What this task involves: Transcribe all of the material exactly. Any picture in it should be left out.

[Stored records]

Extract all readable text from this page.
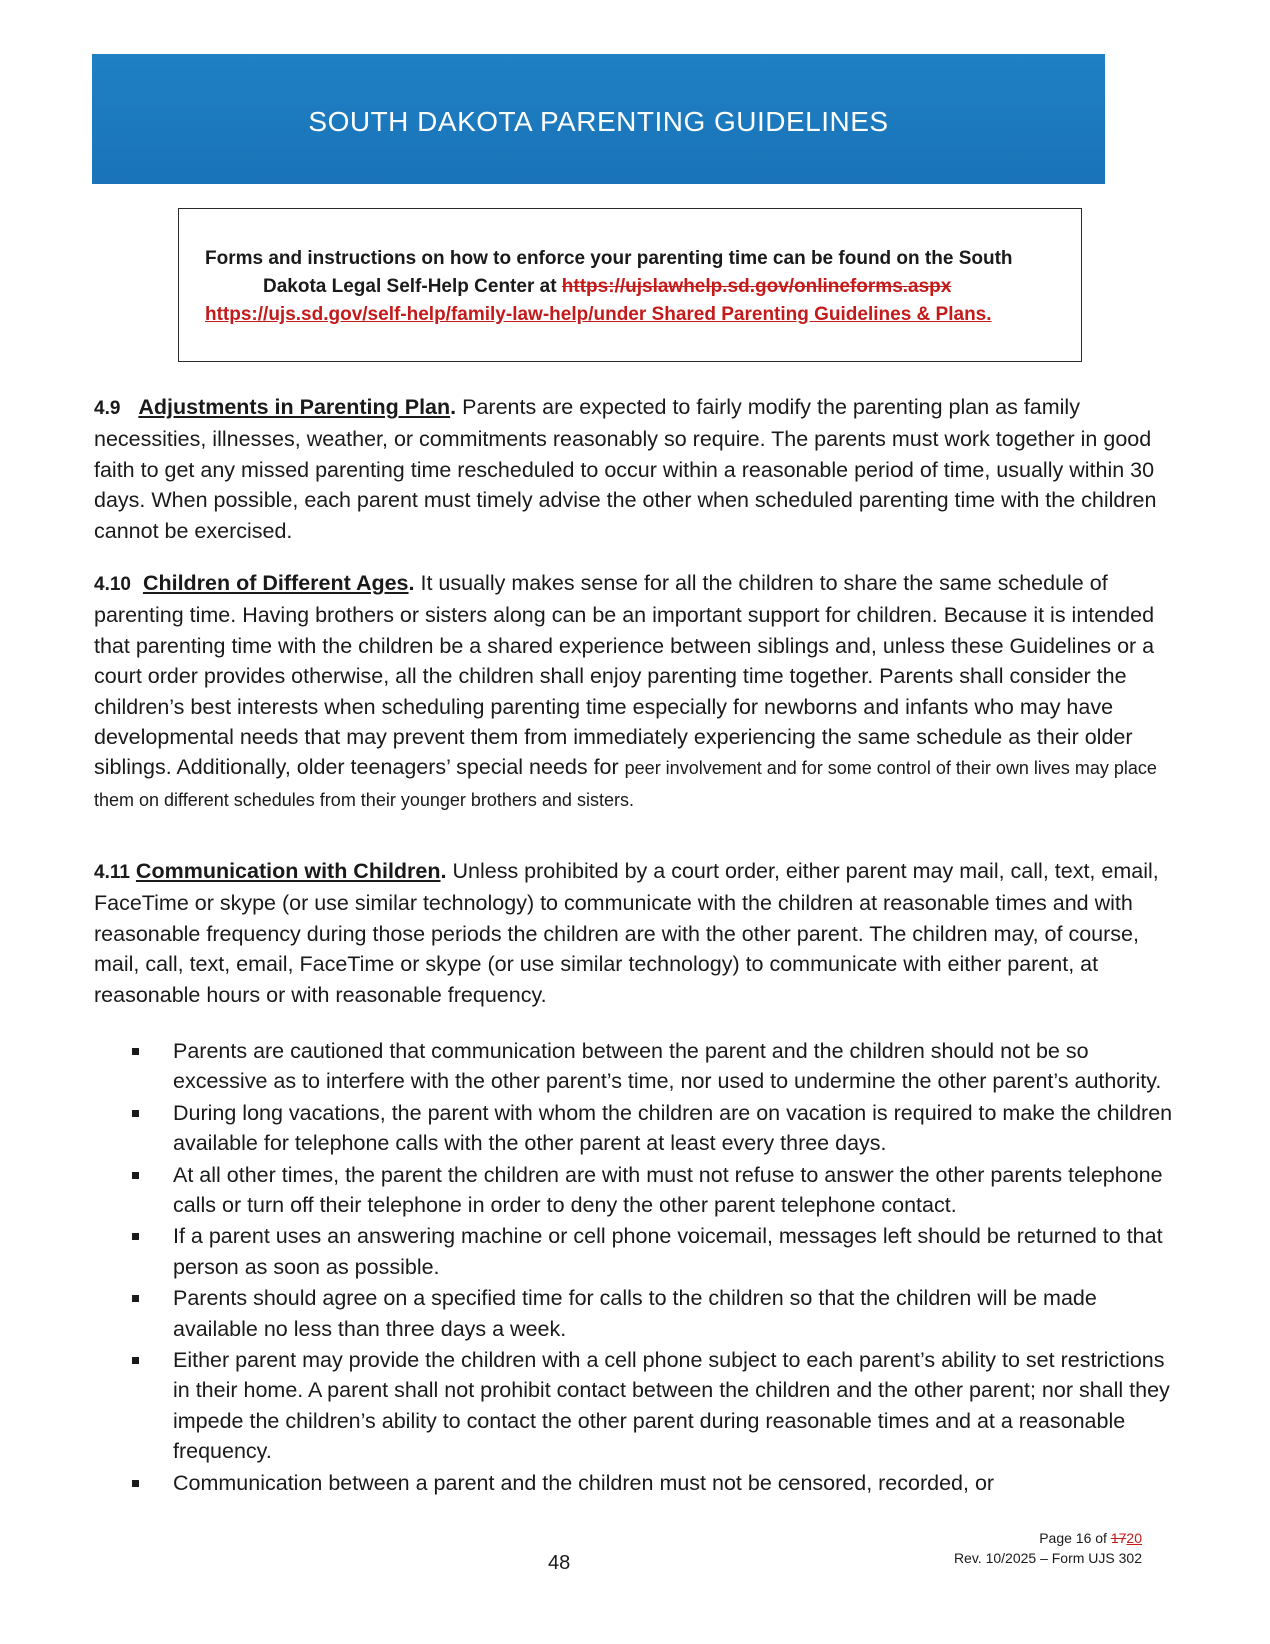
SOUTH DAKOTA PARENTING GUIDELINES
Forms and instructions on how to enforce your parenting time can be found on the South
Dakota Legal Self-Help Center at https://ujslawhelp.sd.gov/onlineforms.aspx
https://ujs.sd.gov/self-help/family-law-help/under Shared Parenting Guidelines & Plans.
4.9 Adjustments in Parenting Plan. Parents are expected to fairly modify the parenting plan as family necessities, illnesses, weather, or commitments reasonably so require. The parents must work together in good faith to get any missed parenting time rescheduled to occur within a reasonable period of time, usually within 30 days. When possible, each parent must timely advise the other when scheduled parenting time with the children cannot be exercised.
4.10 Children of Different Ages. It usually makes sense for all the children to share the same schedule of parenting time. Having brothers or sisters along can be an important support for children. Because it is intended that parenting time with the children be a shared experience between siblings and, unless these Guidelines or a court order provides otherwise, all the children shall enjoy parenting time together. Parents shall consider the children’s best interests when scheduling parenting time especially for newborns and infants who may have developmental needs that may prevent them from immediately experiencing the same schedule as their older siblings. Additionally, older teenagers’ special needs for peer involvement and for some control of their own lives may place them on different schedules from their younger brothers and sisters.
4.11 Communication with Children. Unless prohibited by a court order, either parent may mail, call, text, email, FaceTime or skype (or use similar technology) to communicate with the children at reasonable times and with reasonable frequency during those periods the children are with the other parent. The children may, of course, mail, call, text, email, FaceTime or skype (or use similar technology) to communicate with either parent, at reasonable hours or with reasonable frequency.
Parents are cautioned that communication between the parent and the children should not be so excessive as to interfere with the other parent’s time, nor used to undermine the other parent’s authority.
During long vacations, the parent with whom the children are on vacation is required to make the children available for telephone calls with the other parent at least every three days.
At all other times, the parent the children are with must not refuse to answer the other parents telephone calls or turn off their telephone in order to deny the other parent telephone contact.
If a parent uses an answering machine or cell phone voicemail, messages left should be returned to that person as soon as possible.
Parents should agree on a specified time for calls to the children so that the children will be made available no less than three days a week.
Either parent may provide the children with a cell phone subject to each parent’s ability to set restrictions in their home. A parent shall not prohibit contact between the children and the other parent; nor shall they impede the children’s ability to contact the other parent during reasonable times and at a reasonable frequency.
Communication between a parent and the children must not be censored, recorded, or
48
Page 16 of 1720
Rev. 10/2025 – Form UJS 302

Task solution:
Extract all readable text from this page.
SOUTH DAKOTA PARENTING GUIDELINES
Forms and instructions on how to enforce your parenting time can be found on the South
Dakota Legal Self-Help Center at https://ujslawhelp.sd.gov/onlineforms.aspx
https://ujs.sd.gov/self-help/family-law-help/under Shared Parenting Guidelines & Plans.
4.9 Adjustments in Parenting Plan. Parents are expected to fairly modify the parenting plan as family necessities, illnesses, weather, or commitments reasonably so require. The parents must work together in good faith to get any missed parenting time rescheduled to occur within a reasonable period of time, usually within 30 days. When possible, each parent must timely advise the other when scheduled parenting time with the children cannot be exercised.
4.10 Children of Different Ages. It usually makes sense for all the children to share the same schedule of parenting time. Having brothers or sisters along can be an important support for children. Because it is intended that parenting time with the children be a shared experience between siblings and, unless these Guidelines or a court order provides otherwise, all the children shall enjoy parenting time together. Parents shall consider the children’s best interests when scheduling parenting time especially for newborns and infants who may have developmental needs that may prevent them from immediately experiencing the same schedule as their older siblings. Additionally, older teenagers’ special needs for peer involvement and for some control of their own lives may place them on different schedules from their younger brothers and sisters.
4.11 Communication with Children. Unless prohibited by a court order, either parent may mail, call, text, email, FaceTime or skype (or use similar technology) to communicate with the children at reasonable times and with reasonable frequency during those periods the children are with the other parent. The children may, of course, mail, call, text, email, FaceTime or skype (or use similar technology) to communicate with either parent, at reasonable hours or with reasonable frequency.
Parents are cautioned that communication between the parent and the children should not be so excessive as to interfere with the other parent’s time, nor used to undermine the other parent’s authority.
During long vacations, the parent with whom the children are on vacation is required to make the children available for telephone calls with the other parent at least every three days.
At all other times, the parent the children are with must not refuse to answer the other parents telephone calls or turn off their telephone in order to deny the other parent telephone contact.
If a parent uses an answering machine or cell phone voicemail, messages left should be returned to that person as soon as possible.
Parents should agree on a specified time for calls to the children so that the children will be made available no less than three days a week.
Either parent may provide the children with a cell phone subject to each parent’s ability to set restrictions in their home. A parent shall not prohibit contact between the children and the other parent; nor shall they impede the children’s ability to contact the other parent during reasonable times and at a reasonable frequency.
Communication between a parent and the children must not be censored, recorded, or
48
Page 16 of 1720
Rev. 10/2025 – Form UJS 302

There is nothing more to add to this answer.